- [EXTRACTED INFORMATION]
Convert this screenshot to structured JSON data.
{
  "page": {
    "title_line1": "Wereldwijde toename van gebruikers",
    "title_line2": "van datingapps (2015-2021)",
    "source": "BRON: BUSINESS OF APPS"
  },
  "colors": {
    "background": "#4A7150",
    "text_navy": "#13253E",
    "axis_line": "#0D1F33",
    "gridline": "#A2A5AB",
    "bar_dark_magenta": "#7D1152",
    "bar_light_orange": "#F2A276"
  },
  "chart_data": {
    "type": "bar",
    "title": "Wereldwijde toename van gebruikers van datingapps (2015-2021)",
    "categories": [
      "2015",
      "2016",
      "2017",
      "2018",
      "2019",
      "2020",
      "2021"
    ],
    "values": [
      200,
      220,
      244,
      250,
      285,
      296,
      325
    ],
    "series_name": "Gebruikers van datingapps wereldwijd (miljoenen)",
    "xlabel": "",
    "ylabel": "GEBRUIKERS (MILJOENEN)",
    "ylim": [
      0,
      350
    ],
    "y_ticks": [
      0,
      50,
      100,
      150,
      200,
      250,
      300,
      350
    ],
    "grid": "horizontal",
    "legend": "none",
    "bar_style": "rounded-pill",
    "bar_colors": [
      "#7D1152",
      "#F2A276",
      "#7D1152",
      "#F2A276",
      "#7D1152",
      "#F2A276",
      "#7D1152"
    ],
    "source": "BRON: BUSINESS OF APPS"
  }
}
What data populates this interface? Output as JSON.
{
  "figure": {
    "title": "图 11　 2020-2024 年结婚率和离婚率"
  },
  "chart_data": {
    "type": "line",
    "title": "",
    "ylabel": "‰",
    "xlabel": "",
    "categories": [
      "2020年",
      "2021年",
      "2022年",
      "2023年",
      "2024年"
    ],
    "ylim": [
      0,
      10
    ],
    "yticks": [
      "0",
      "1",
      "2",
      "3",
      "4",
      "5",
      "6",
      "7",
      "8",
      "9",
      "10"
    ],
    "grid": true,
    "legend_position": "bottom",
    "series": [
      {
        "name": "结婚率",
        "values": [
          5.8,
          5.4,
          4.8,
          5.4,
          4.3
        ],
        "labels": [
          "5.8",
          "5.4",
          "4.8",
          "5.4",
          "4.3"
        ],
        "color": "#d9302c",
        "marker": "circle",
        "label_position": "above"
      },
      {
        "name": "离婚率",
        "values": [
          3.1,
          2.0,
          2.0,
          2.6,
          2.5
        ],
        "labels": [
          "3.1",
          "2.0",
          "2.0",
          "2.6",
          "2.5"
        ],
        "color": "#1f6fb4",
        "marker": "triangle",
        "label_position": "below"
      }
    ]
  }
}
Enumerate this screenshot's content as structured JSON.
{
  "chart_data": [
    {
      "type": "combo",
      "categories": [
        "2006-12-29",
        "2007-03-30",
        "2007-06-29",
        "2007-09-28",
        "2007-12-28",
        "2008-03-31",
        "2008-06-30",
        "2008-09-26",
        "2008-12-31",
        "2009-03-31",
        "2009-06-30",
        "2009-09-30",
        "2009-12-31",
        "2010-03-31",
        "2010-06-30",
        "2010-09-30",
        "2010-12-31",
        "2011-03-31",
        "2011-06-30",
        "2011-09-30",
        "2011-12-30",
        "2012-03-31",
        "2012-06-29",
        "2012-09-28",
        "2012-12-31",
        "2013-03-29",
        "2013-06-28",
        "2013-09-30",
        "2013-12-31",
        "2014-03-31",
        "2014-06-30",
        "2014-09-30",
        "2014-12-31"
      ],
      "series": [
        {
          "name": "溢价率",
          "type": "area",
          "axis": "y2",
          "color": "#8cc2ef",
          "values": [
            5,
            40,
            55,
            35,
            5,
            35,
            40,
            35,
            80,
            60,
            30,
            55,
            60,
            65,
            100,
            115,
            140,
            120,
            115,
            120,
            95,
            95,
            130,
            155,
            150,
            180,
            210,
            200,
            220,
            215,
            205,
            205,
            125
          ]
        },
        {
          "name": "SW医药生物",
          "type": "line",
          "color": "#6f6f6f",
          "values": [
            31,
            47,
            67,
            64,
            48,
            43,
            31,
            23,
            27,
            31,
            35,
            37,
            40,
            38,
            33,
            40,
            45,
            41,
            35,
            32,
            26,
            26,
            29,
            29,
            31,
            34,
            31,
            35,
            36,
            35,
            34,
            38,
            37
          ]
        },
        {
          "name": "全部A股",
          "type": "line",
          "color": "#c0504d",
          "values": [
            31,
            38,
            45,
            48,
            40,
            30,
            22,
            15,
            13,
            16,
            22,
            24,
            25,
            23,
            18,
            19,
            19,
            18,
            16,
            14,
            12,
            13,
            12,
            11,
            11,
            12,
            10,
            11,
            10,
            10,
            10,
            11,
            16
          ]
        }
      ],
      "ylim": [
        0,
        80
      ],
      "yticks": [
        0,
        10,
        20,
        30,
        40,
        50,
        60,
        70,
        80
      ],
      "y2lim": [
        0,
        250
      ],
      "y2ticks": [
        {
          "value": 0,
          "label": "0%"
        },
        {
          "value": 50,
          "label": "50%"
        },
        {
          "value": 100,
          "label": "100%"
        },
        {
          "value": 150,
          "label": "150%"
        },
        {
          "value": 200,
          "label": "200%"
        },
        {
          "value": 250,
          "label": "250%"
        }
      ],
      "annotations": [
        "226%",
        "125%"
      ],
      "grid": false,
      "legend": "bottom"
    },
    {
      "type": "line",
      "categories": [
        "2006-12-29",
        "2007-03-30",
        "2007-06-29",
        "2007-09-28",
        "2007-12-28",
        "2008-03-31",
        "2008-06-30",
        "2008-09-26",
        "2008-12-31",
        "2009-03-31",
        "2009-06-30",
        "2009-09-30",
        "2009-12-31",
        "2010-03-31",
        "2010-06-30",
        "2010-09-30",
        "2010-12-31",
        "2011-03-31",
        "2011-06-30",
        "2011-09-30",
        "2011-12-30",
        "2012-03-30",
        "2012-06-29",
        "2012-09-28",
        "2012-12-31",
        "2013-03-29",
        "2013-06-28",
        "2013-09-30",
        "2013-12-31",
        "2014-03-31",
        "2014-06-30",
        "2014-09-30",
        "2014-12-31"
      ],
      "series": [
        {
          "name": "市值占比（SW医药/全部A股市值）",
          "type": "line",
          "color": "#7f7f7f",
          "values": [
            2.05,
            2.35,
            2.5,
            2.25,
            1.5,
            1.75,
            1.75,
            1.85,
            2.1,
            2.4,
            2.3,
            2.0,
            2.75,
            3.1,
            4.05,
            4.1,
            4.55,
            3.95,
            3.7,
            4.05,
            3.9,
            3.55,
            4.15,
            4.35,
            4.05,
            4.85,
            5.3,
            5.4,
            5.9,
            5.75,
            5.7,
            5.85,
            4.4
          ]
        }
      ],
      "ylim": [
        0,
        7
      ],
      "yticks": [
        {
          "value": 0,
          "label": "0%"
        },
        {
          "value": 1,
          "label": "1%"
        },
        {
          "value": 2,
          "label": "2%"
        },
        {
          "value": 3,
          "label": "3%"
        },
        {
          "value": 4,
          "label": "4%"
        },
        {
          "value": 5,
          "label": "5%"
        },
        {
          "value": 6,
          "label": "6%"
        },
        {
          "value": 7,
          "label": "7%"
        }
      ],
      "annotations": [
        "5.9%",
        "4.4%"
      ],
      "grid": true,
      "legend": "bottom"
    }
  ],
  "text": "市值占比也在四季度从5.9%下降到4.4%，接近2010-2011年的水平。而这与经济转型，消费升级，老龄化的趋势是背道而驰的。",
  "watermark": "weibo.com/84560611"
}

- [YOUR GOAL] Can you give every line above again, exactly as written?

- [CORRECT ANSWER]
Convert this screenshot to structured JSON data.
{
  "page": {
    "title_line1": "Wereldwijde toename van gebruikers",
    "title_line2": "van datingapps (2015-2021)",
    "source": "BRON: BUSINESS OF APPS"
  },
  "colors": {
    "background": "#4A7150",
    "text_navy": "#13253E",
    "axis_line": "#0D1F33",
    "gridline": "#A2A5AB",
    "bar_dark_magenta": "#7D1152",
    "bar_light_orange": "#F2A276"
  },
  "chart_data": {
    "type": "bar",
    "title": "Wereldwijde toename van gebruikers van datingapps (2015-2021)",
    "categories": [
      "2015",
      "2016",
      "2017",
      "2018",
      "2019",
      "2020",
      "2021"
    ],
    "values": [
      200,
      220,
      244,
      250,
      285,
      296,
      325
    ],
    "series_name": "Gebruikers van datingapps wereldwijd (miljoenen)",
    "xlabel": "",
    "ylabel": "GEBRUIKERS (MILJOENEN)",
    "ylim": [
      0,
      350
    ],
    "y_ticks": [
      0,
      50,
      100,
      150,
      200,
      250,
      300,
      350
    ],
    "grid": "horizontal",
    "legend": "none",
    "bar_style": "rounded-pill",
    "bar_colors": [
      "#7D1152",
      "#F2A276",
      "#7D1152",
      "#F2A276",
      "#7D1152",
      "#F2A276",
      "#7D1152"
    ],
    "source": "BRON: BUSINESS OF APPS"
  }
}
What data populates this interface? Output as JSON.
{
  "figure": {
    "title": "图 11　 2020-2024 年结婚率和离婚率"
  },
  "chart_data": {
    "type": "line",
    "title": "",
    "ylabel": "‰",
    "xlabel": "",
    "categories": [
      "2020年",
      "2021年",
      "2022年",
      "2023年",
      "2024年"
    ],
    "ylim": [
      0,
      10
    ],
    "yticks": [
      "0",
      "1",
      "2",
      "3",
      "4",
      "5",
      "6",
      "7",
      "8",
      "9",
      "10"
    ],
    "grid": true,
    "legend_position": "bottom",
    "series": [
      {
        "name": "结婚率",
        "values": [
          5.8,
          5.4,
          4.8,
          5.4,
          4.3
        ],
        "labels": [
          "5.8",
          "5.4",
          "4.8",
          "5.4",
          "4.3"
        ],
        "color": "#d9302c",
        "marker": "circle",
        "label_position": "above"
      },
      {
        "name": "离婚率",
        "values": [
          3.1,
          2.0,
          2.0,
          2.6,
          2.5
        ],
        "labels": [
          "3.1",
          "2.0",
          "2.0",
          "2.6",
          "2.5"
        ],
        "color": "#1f6fb4",
        "marker": "triangle",
        "label_position": "below"
      }
    ]
  }
}
Enumerate this screenshot's content as structured JSON.
{
  "chart_data": [
    {
      "type": "combo",
      "categories": [
        "2006-12-29",
        "2007-03-30",
        "2007-06-29",
        "2007-09-28",
        "2007-12-28",
        "2008-03-31",
        "2008-06-30",
        "2008-09-26",
        "2008-12-31",
        "2009-03-31",
        "2009-06-30",
        "2009-09-30",
        "2009-12-31",
        "2010-03-31",
        "2010-06-30",
        "2010-09-30",
        "2010-12-31",
        "2011-03-31",
        "2011-06-30",
        "2011-09-30",
        "2011-12-30",
        "2012-03-31",
        "2012-06-29",
        "2012-09-28",
        "2012-12-31",
        "2013-03-29",
        "2013-06-28",
        "2013-09-30",
        "2013-12-31",
        "2014-03-31",
        "2014-06-30",
        "2014-09-30",
        "2014-12-31"
      ],
      "series": [
        {
          "name": "溢价率",
          "type": "area",
          "axis": "y2",
          "color": "#8cc2ef",
          "values": [
            5,
            40,
            55,
            35,
            5,
            35,
            40,
            35,
            80,
            60,
            30,
            55,
            60,
            65,
            100,
            115,
            140,
            120,
            115,
            120,
            95,
            95,
            130,
            155,
            150,
            180,
            210,
            200,
            220,
            215,
            205,
            205,
            125
          ]
        },
        {
          "name": "SW医药生物",
          "type": "line",
          "color": "#6f6f6f",
          "values": [
            31,
            47,
            67,
            64,
            48,
            43,
            31,
            23,
            27,
            31,
            35,
            37,
            40,
            38,
            33,
            40,
            45,
            41,
            35,
            32,
            26,
            26,
            29,
            29,
            31,
            34,
            31,
            35,
            36,
            35,
            34,
            38,
            37
          ]
        },
        {
          "name": "全部A股",
          "type": "line",
          "color": "#c0504d",
          "values": [
            31,
            38,
            45,
            48,
            40,
            30,
            22,
            15,
            13,
            16,
            22,
            24,
            25,
            23,
            18,
            19,
            19,
            18,
            16,
            14,
            12,
            13,
            12,
            11,
            11,
            12,
            10,
            11,
            10,
            10,
            10,
            11,
            16
          ]
        }
      ],
      "ylim": [
        0,
        80
      ],
      "yticks": [
        0,
        10,
        20,
        30,
        40,
        50,
        60,
        70,
        80
      ],
      "y2lim": [
        0,
        250
      ],
      "y2ticks": [
        {
          "value": 0,
          "label": "0%"
        },
        {
          "value": 50,
          "label": "50%"
        },
        {
          "value": 100,
          "label": "100%"
        },
        {
          "value": 150,
          "label": "150%"
        },
        {
          "value": 200,
          "label": "200%"
        },
        {
          "value": 250,
          "label": "250%"
        }
      ],
      "annotations": [
        "226%",
        "125%"
      ],
      "grid": false,
      "legend": "bottom"
    },
    {
      "type": "line",
      "categories": [
        "2006-12-29",
        "2007-03-30",
        "2007-06-29",
        "2007-09-28",
        "2007-12-28",
        "2008-03-31",
        "2008-06-30",
        "2008-09-26",
        "2008-12-31",
        "2009-03-31",
        "2009-06-30",
        "2009-09-30",
        "2009-12-31",
        "2010-03-31",
        "2010-06-30",
        "2010-09-30",
        "2010-12-31",
        "2011-03-31",
        "2011-06-30",
        "2011-09-30",
        "2011-12-30",
        "2012-03-30",
        "2012-06-29",
        "2012-09-28",
        "2012-12-31",
        "2013-03-29",
        "2013-06-28",
        "2013-09-30",
        "2013-12-31",
        "2014-03-31",
        "2014-06-30",
        "2014-09-30",
        "2014-12-31"
      ],
      "series": [
        {
          "name": "市值占比（SW医药/全部A股市值）",
          "type": "line",
          "color": "#7f7f7f",
          "values": [
            2.05,
            2.35,
            2.5,
            2.25,
            1.5,
            1.75,
            1.75,
            1.85,
            2.1,
            2.4,
            2.3,
            2.0,
            2.75,
            3.1,
            4.05,
            4.1,
            4.55,
            3.95,
            3.7,
            4.05,
            3.9,
            3.55,
            4.15,
            4.35,
            4.05,
            4.85,
            5.3,
            5.4,
            5.9,
            5.75,
            5.7,
            5.85,
            4.4
          ]
        }
      ],
      "ylim": [
        0,
        7
      ],
      "yticks": [
        {
          "value": 0,
          "label": "0%"
        },
        {
          "value": 1,
          "label": "1%"
        },
        {
          "value": 2,
          "label": "2%"
        },
        {
          "value": 3,
          "label": "3%"
        },
        {
          "value": 4,
          "label": "4%"
        },
        {
          "value": 5,
          "label": "5%"
        },
        {
          "value": 6,
          "label": "6%"
        },
        {
          "value": 7,
          "label": "7%"
        }
      ],
      "annotations": [
        "5.9%",
        "4.4%"
      ],
      "grid": true,
      "legend": "bottom"
    }
  ],
  "text": "市值占比也在四季度从5.9%下降到4.4%，接近2010-2011年的水平。而这与经济转型，消费升级，老龄化的趋势是背道而驰的。",
  "watermark": "weibo.com/84560611"
}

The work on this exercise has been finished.